REQUIREMENT
Quote exactly the lines running from the line with "Parse this screenshot: output" to the end of the entries, including both, and nothing else.

* * * *

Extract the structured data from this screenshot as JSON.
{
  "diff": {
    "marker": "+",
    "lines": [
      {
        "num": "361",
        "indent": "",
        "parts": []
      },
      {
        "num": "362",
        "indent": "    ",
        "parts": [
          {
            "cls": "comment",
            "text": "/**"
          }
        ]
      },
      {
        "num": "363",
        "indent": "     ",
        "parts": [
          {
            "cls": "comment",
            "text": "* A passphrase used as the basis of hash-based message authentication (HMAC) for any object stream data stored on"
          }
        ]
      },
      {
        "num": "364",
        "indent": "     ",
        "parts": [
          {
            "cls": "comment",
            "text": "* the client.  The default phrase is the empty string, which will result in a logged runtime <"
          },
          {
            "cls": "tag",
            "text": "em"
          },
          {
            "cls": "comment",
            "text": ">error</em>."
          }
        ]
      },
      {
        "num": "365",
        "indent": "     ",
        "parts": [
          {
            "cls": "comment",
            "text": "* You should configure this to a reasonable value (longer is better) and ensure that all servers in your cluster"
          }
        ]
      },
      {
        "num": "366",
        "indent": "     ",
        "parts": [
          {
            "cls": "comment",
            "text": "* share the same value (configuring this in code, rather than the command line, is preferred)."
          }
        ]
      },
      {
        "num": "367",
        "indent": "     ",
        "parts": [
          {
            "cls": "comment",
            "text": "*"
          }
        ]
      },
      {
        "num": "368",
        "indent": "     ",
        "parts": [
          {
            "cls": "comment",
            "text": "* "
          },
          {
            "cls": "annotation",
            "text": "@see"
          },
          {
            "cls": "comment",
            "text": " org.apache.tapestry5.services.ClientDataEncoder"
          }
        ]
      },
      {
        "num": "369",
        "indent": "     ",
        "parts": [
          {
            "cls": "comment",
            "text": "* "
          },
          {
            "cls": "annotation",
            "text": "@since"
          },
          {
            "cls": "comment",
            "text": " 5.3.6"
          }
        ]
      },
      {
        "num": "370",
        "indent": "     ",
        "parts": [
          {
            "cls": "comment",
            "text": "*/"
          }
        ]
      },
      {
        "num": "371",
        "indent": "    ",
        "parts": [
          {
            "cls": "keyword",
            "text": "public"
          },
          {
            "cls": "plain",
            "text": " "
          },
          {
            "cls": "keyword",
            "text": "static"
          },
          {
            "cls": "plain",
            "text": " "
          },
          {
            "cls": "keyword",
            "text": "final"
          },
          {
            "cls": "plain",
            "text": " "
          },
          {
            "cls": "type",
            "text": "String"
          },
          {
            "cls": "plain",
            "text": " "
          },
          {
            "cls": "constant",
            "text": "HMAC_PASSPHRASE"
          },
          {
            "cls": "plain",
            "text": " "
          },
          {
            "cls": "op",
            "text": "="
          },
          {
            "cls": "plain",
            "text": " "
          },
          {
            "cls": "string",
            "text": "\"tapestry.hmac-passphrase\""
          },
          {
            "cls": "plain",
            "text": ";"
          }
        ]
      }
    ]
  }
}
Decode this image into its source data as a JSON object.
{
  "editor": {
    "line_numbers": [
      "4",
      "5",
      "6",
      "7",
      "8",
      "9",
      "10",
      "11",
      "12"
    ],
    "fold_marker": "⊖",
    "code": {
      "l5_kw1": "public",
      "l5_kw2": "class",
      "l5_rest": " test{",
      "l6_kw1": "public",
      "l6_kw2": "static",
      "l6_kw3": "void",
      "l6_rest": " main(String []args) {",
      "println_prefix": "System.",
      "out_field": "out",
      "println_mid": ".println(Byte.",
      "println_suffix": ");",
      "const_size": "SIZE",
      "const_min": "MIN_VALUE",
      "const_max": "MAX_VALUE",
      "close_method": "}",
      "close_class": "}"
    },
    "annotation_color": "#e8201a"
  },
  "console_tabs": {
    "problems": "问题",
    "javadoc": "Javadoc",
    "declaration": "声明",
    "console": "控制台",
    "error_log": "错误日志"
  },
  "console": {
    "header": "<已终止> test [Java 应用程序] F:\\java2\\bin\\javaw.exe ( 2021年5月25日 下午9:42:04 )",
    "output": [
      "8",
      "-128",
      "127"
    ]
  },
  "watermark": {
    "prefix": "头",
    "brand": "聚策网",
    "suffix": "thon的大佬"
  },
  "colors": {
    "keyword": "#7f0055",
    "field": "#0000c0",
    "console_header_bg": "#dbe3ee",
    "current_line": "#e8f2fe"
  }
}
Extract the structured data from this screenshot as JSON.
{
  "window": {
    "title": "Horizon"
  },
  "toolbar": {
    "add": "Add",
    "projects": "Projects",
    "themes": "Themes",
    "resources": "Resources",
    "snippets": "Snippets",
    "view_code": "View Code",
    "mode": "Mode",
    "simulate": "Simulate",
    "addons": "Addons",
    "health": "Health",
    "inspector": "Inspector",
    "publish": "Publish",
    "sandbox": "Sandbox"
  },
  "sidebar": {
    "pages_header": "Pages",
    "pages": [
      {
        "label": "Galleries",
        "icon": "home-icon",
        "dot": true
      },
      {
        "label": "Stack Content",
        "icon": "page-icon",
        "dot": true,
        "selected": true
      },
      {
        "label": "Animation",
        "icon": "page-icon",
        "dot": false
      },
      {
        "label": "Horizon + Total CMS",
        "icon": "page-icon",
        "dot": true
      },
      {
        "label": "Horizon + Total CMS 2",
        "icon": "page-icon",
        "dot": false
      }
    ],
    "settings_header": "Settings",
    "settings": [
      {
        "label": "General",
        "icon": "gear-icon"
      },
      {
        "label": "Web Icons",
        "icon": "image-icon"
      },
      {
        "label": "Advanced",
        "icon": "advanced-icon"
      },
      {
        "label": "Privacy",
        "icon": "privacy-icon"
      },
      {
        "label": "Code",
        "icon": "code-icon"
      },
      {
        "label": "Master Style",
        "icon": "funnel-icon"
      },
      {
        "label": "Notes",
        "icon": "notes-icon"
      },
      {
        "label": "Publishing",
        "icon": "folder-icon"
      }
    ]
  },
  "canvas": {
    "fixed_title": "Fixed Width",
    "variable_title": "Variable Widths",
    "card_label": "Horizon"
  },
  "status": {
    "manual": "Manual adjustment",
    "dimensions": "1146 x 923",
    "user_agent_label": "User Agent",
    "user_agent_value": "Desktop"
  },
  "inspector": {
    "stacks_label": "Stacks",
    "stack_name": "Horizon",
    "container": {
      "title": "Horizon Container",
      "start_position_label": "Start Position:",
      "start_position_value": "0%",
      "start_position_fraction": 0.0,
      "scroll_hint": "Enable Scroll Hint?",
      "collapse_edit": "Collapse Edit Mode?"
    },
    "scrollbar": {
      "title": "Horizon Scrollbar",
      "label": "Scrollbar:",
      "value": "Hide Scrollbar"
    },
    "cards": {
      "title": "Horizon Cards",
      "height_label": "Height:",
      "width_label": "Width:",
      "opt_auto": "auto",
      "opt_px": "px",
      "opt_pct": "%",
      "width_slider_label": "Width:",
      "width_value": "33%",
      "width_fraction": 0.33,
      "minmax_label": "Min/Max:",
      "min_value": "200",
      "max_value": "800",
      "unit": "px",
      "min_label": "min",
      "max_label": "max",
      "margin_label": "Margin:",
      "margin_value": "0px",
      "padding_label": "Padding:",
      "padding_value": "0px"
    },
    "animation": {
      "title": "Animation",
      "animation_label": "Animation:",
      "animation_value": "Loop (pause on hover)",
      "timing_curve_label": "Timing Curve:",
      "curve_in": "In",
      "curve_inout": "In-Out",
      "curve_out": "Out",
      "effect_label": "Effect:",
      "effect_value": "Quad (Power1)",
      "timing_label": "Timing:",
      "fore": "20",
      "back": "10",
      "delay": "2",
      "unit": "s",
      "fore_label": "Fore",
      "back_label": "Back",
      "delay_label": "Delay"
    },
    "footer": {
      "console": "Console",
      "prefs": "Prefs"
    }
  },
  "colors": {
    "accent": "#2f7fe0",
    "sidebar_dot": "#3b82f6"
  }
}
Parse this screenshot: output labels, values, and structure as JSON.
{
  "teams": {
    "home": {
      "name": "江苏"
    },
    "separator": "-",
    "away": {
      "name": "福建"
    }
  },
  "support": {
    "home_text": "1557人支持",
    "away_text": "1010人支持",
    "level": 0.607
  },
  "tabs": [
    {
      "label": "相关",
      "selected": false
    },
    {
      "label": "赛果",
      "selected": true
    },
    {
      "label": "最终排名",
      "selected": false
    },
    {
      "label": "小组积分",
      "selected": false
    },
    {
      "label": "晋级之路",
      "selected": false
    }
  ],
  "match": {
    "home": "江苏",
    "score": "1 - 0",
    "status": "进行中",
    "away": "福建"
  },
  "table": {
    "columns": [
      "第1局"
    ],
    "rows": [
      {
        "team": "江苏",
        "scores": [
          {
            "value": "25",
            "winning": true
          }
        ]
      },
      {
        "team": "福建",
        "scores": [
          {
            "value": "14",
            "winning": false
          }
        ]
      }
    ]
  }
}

* * * *

TASK RESPONSE
Parse this screenshot: output labels, values, and structure as JSON.
{
  "teams": {
    "home": {
      "name": "江苏"
    },
    "separator": "-",
    "away": {
      "name": "福建"
    }
  },
  "support": {
    "home_text": "1557人支持",
    "away_text": "1010人支持",
    "level": 0.607
  },
  "tabs": [
    {
      "label": "相关",
      "selected": false
    },
    {
      "label": "赛果",
      "selected": true
    },
    {
      "label": "最终排名",
      "selected": false
    },
    {
      "label": "小组积分",
      "selected": false
    },
    {
      "label": "晋级之路",
      "selected": false
    }
  ],
  "match": {
    "home": "江苏",
    "score": "1 - 0",
    "status": "进行中",
    "away": "福建"
  },
  "table": {
    "columns": [
      "第1局"
    ],
    "rows": [
      {
        "team": "江苏",
        "scores": [
          {
            "value": "25",
            "winning": true
          }
        ]
      },
      {
        "team": "福建",
        "scores": [
          {
            "value": "14",
            "winning": false
          }
        ]
      }
    ]
  }
}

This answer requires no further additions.